Aim: Where a line holds "себя", copy it.

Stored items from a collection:
## start

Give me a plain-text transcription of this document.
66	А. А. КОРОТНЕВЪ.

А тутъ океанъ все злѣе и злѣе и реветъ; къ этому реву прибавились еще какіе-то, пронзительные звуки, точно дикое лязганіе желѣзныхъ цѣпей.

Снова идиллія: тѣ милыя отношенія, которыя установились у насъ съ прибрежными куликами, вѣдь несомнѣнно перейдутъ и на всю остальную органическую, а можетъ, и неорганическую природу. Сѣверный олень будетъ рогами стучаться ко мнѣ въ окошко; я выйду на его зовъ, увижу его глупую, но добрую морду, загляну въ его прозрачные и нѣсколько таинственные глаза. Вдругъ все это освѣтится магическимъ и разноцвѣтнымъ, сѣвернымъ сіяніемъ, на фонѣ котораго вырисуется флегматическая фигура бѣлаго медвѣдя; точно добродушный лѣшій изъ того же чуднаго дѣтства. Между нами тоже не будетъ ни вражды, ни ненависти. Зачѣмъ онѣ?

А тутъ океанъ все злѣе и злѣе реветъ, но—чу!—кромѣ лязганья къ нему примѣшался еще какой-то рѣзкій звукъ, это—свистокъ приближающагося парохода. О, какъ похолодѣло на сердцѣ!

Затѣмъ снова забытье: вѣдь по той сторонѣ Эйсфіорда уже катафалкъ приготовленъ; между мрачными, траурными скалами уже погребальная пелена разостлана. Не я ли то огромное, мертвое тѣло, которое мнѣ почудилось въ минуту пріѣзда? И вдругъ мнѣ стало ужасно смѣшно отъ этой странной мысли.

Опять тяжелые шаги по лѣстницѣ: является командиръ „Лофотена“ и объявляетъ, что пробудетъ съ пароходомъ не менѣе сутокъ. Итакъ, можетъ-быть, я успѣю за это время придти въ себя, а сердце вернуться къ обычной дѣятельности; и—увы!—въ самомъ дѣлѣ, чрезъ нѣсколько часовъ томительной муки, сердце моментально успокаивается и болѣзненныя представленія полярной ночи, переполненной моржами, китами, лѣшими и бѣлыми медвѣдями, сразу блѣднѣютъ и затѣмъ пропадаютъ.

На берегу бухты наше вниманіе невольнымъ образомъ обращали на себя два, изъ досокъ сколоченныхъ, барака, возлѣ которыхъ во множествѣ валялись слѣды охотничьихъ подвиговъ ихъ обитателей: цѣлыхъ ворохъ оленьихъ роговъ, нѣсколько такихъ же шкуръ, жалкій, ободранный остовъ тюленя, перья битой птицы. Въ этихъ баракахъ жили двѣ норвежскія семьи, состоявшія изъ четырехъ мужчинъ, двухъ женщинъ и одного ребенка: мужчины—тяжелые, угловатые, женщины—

## end

Exercise result:
Опять тяжелые шаги по лѣстницѣ: является командиръ „Лофотена“ и объявляетъ, что пробудетъ съ пароходомъ не менѣе сутокъ. Итакъ, можетъ-быть, я успѣю за это время придти въ себя, а сердце вернуться къ обычной дѣятельности; и—увы!—въ самомъ дѣлѣ, чрезъ нѣсколько часовъ томительной муки, сердце моментально успокаивается и болѣзненныя представленія полярной ночи, переполненной моржами, китами, лѣшими и бѣлыми медвѣдями, сразу блѣднѣютъ и затѣмъ пропадаютъ.
На берегу бухты наше вниманіе невольнымъ образомъ обращали на себя два, изъ досокъ сколоченныхъ, барака, возлѣ которыхъ во множествѣ валялись слѣды охотничьихъ подвиговъ ихъ обитателей: цѣлыхъ ворохъ оленьихъ роговъ, нѣсколько такихъ же шкуръ, жалкій, ободранный остовъ тюленя, перья битой птицы. Въ этихъ баракахъ жили двѣ норвежскія семьи, состоявшія изъ четырехъ мужчинъ, двухъ женщинъ и одного ребенка: мужчины—тяжелые, угловатые, женщины—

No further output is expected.